-- start DATASET EXCERPTS --

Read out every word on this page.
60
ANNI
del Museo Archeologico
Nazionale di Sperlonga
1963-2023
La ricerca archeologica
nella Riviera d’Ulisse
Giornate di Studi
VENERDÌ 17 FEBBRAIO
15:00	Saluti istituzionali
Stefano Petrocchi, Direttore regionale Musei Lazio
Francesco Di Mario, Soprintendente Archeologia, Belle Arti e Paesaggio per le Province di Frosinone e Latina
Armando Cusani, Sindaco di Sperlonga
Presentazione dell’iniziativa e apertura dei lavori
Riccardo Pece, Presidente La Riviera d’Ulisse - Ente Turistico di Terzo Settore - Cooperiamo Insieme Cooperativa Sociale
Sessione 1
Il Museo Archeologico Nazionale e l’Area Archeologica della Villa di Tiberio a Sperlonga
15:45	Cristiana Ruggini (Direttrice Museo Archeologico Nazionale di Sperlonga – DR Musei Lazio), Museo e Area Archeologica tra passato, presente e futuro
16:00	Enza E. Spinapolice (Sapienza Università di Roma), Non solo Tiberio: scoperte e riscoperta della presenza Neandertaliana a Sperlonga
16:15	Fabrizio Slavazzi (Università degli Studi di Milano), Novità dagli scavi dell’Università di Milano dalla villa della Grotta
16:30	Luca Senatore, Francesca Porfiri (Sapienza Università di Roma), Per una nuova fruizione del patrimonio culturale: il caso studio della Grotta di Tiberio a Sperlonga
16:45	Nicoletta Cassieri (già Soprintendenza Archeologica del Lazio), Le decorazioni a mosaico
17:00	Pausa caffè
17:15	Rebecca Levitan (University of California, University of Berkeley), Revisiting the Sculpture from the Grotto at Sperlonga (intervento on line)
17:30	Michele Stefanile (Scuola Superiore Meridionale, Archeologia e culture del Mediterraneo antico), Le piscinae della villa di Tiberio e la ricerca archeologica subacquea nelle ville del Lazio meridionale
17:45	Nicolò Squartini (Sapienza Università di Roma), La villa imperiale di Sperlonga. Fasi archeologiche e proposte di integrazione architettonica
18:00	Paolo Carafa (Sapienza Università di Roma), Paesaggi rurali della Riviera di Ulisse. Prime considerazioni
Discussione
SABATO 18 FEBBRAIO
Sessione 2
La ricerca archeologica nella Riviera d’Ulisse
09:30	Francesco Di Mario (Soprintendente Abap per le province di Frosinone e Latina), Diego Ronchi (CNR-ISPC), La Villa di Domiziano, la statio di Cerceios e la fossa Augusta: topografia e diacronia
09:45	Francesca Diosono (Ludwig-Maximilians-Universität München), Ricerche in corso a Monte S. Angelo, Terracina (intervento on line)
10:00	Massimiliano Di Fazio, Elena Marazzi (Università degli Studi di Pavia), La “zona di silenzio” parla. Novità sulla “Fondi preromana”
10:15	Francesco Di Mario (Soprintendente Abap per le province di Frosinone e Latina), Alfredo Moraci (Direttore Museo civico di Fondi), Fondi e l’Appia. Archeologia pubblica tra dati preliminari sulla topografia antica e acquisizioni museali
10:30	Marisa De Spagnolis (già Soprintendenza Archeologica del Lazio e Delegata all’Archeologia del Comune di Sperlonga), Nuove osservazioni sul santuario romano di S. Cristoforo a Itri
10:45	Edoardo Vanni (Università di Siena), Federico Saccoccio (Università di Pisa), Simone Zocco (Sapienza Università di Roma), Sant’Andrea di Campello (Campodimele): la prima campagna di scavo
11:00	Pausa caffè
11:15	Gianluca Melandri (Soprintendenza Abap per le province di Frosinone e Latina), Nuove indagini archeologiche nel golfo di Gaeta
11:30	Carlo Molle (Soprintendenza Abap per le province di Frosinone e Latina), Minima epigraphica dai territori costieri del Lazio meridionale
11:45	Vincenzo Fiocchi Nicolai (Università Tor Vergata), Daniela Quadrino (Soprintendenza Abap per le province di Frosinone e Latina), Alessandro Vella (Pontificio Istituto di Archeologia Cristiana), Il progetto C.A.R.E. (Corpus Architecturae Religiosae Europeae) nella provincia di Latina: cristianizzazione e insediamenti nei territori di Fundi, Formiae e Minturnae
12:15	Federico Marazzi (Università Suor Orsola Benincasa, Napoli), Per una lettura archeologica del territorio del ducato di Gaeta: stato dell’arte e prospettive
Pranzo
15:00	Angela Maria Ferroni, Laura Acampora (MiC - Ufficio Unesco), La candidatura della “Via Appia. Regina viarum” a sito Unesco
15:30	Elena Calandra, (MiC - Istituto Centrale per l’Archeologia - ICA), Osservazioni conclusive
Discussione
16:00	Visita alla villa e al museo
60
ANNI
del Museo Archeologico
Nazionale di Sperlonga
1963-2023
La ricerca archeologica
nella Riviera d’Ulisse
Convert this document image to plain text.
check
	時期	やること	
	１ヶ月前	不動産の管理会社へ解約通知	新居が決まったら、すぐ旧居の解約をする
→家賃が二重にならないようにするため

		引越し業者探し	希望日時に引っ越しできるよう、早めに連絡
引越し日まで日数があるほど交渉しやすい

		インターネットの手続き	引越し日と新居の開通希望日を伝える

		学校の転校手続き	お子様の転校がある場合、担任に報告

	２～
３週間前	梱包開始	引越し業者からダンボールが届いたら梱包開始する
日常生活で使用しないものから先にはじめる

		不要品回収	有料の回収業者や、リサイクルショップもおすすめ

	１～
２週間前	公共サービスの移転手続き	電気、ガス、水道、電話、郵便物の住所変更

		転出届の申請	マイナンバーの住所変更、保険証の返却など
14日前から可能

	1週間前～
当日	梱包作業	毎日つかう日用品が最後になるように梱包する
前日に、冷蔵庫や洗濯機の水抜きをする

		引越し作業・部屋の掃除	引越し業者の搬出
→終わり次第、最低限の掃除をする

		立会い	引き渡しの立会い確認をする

-- end DATASET EXCERPTS --

> _GIVEN TASK_
Copy all lines from the material that hold "archeologiche".

> _COMPLETED TASK_
17:45	Nicolò Squartini (Sapienza Università di Roma), La villa imperiale di Sperlonga. Fasi archeologiche e proposte di integrazione architettonica
11:15	Gianluca Melandri (Soprintendenza Abap per le province di Frosinone e Latina), Nuove indagini archeologiche nel golfo di Gaeta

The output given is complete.